[本文抜粋]
① 前月の給与額 - 前月の社会保険料 = 基準額を計算
② 国税庁のWEBサイト「賞与に対する源泉徴収税額の算出率の表」で、
• 基準額
• 扶養親族数
を当てはめて税率を確認
例)
・ 前月給与:34万円
・ 前月社会保険料:4万円
→ 基準額 = 34万 - 4万 = 30万円
・ 扶養親族数:1人
→ 源泉徴収税率 = 6.126%(2025年9月時点)
つまり、所得税額=(賞与支給額-社会保険料)× 6.126%で求めることができます。
実際に、賞与の手取り額はいくらになるか、簡易シミュレーションしてみましょう。
賞与の社会保険料についてですが、細かな計算は割愛して、ここでは8万と仮定します。
手順1:所得税額を計算
所得税額 =(A:賞与支給額-B:社会保険料)× C:源泉徴収税率
=(50万 - 8万) × 6.126%
= 42万 × 0.06126
= 2万5,729円(端数切り捨て)
※源泉徴収税率は、「賞与に対する源泉徴収税額の算出率の表」で、基準額と扶養人数を当てはめて確認。

[データ内容]
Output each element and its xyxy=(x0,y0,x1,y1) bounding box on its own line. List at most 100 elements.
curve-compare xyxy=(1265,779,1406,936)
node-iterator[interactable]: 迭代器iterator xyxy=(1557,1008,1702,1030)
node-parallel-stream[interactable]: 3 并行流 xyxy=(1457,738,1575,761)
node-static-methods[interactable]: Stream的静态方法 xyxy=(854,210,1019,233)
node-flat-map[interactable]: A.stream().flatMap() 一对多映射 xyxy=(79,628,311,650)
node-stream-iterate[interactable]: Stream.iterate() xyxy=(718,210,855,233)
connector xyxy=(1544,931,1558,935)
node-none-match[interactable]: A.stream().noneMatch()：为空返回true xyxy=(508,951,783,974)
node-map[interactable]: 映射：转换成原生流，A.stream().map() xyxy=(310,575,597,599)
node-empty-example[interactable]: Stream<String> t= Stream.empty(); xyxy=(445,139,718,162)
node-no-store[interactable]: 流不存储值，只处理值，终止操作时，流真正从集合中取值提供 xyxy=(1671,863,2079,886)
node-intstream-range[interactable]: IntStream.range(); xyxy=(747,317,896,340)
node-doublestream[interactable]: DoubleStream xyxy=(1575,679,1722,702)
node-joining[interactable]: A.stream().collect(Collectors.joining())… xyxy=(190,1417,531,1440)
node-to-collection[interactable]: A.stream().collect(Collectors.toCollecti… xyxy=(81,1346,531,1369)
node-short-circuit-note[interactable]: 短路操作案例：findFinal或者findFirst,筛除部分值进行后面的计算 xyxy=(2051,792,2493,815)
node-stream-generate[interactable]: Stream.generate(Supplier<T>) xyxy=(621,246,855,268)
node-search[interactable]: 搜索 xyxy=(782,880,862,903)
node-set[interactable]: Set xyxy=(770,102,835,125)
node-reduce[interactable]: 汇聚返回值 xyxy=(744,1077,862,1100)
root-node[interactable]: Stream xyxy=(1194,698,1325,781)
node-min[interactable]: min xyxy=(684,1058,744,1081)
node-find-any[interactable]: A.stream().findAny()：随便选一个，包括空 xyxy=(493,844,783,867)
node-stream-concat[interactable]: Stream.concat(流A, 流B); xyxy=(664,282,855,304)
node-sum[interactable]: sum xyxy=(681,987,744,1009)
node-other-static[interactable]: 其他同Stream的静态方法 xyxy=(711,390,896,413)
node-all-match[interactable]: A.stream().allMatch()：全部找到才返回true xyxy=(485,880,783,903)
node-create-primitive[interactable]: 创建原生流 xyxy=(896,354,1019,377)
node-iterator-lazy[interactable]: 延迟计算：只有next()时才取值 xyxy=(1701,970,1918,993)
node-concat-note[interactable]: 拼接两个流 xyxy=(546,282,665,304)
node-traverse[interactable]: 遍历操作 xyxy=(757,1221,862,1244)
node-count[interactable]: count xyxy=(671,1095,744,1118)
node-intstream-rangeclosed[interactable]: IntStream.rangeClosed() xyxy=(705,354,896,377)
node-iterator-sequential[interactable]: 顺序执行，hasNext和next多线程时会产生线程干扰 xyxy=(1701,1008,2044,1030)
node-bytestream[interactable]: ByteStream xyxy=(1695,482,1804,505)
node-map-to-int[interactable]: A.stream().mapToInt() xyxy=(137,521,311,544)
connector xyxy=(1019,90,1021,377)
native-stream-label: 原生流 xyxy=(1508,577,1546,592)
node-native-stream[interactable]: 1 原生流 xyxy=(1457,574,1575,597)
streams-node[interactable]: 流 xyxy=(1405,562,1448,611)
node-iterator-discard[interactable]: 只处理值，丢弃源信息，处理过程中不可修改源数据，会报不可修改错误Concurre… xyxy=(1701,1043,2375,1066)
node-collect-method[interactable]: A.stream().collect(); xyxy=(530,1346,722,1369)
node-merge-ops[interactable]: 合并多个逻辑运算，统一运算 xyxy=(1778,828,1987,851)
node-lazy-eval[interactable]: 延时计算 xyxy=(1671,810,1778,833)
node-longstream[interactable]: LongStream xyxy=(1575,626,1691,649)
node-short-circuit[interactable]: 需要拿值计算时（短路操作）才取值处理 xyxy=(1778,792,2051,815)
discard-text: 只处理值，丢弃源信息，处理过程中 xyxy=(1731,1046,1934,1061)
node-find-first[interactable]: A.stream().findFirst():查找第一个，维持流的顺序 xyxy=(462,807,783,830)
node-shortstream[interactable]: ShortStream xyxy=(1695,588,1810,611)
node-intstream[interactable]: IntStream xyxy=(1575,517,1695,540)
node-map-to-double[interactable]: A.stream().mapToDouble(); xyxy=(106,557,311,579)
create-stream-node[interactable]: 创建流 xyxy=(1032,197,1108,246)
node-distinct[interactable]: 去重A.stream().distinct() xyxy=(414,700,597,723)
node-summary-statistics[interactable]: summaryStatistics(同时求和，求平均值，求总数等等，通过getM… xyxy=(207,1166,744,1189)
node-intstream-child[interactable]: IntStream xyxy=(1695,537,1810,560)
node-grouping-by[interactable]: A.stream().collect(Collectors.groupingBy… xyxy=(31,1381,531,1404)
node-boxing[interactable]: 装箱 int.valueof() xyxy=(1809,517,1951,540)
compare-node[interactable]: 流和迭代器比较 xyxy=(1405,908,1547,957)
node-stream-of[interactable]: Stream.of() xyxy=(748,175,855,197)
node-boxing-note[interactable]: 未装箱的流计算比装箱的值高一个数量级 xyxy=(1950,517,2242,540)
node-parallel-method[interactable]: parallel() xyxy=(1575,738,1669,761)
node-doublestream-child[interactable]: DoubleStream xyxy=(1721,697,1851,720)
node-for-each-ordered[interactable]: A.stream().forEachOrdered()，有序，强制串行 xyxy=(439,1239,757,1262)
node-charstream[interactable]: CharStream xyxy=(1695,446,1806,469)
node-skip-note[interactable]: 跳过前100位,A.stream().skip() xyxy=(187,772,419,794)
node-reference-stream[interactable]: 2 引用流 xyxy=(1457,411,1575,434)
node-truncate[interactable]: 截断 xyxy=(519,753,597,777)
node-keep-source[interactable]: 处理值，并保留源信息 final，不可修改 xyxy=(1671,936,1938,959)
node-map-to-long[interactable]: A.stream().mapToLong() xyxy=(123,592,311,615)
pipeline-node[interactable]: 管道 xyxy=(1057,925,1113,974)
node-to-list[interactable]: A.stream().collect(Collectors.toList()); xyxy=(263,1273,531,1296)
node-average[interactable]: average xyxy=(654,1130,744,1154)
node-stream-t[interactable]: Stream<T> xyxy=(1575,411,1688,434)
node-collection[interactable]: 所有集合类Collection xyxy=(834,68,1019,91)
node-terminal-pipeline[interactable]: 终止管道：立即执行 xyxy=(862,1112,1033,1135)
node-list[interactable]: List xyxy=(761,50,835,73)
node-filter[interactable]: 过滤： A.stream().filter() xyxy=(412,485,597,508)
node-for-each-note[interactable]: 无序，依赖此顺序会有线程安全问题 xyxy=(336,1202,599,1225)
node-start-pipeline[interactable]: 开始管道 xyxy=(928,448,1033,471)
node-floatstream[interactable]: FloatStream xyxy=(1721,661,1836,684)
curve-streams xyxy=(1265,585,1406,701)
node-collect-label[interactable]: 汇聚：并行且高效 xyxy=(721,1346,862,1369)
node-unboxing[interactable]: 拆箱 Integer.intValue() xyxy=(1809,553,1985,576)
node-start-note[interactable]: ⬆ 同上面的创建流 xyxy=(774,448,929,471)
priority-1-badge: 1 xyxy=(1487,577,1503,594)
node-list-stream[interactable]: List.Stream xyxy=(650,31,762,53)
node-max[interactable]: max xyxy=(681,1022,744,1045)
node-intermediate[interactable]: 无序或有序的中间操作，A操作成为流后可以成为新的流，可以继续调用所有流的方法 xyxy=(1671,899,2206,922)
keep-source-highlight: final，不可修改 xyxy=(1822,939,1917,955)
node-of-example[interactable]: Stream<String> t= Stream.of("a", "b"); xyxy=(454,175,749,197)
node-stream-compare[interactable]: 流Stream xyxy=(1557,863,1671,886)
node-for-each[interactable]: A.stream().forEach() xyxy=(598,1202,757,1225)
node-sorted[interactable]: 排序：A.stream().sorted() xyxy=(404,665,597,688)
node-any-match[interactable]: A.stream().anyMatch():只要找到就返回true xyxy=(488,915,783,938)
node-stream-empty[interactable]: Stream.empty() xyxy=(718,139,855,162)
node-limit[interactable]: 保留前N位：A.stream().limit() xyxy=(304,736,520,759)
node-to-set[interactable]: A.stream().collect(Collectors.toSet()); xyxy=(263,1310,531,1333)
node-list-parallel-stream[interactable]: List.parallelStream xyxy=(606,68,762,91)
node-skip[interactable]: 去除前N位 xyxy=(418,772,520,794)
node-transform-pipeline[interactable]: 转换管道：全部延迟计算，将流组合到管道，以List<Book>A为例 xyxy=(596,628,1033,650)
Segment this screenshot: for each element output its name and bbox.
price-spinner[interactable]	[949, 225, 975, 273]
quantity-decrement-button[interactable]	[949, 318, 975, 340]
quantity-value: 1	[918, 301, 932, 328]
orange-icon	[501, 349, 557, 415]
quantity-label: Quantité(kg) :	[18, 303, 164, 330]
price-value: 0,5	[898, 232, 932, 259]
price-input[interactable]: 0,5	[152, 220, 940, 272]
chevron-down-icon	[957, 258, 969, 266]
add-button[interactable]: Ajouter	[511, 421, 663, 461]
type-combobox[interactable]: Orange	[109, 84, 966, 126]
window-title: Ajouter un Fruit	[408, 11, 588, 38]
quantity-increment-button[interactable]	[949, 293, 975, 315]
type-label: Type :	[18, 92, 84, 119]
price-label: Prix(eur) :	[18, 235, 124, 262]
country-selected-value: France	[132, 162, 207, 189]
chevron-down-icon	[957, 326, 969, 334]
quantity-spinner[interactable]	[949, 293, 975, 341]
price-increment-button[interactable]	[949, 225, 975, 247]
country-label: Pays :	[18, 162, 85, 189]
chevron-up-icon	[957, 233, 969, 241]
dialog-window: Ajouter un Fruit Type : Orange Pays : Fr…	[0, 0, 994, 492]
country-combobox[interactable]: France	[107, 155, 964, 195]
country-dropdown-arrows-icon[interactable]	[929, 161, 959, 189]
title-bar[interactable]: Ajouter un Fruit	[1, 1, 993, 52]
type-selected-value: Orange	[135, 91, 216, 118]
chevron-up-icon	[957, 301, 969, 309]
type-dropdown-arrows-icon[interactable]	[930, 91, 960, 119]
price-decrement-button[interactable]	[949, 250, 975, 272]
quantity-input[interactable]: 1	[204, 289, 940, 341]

[取り組む課題]
a) 次の(i)〜(iii)がそれぞれ本文抜粋の内容と合っているかを判定し、はい・いいえで答えること。各判定には根拠となる本文の語句をそのまま引用する。(i) 前月給与34万円、前月社会保険料4万円の例では、基準額は30万円になる。(ii) 賞与の社会保険料は、細かく計算したうえで10万円としている。(iii) 例の源泉徴収税率6.126%は、2025年9月時点の数値である。
b) 本文抜粋の簡易シミュレーションで、所得税額はいくらと計算されているか。
c) 本文抜粋の「賞与の社会保険料についてですが、細かな計算は割愛して、ここでは8万と仮定します。」から「と扶養人数を当てはめて確認。」までをすべて書き直すこと。その際、「賞与支給額」は「ボーナス支給額」に呼び替える。

[解答済みの問題]
a)
(i) はい。「→ 基準額 = 34万 - 4万 = 30万円」
(ii) いいえ。「細かな計算は割愛して、ここでは8万と仮定します。」
(iii) はい。「→ 源泉徴収税率 = 6.126%(2025年9月時点)」

b) 2万5,729円(端数切り捨て)

c)
賞与の社会保険料についてですが、細かな計算は割愛して、ここでは8万と仮定します。
手順1:所得税額を計算
所得税額 =(A:ボーナス支給額-B:社会保険料)× C:源泉徴収税率
=(50万 - 8万) × 6.126%
= 42万 × 0.06126
= 2万5,729円(端数切り捨て)
※源泉徴収税率は、「賞与に対する源泉徴収税額の算出率の表」で、基準額と扶養人数を当てはめて確認。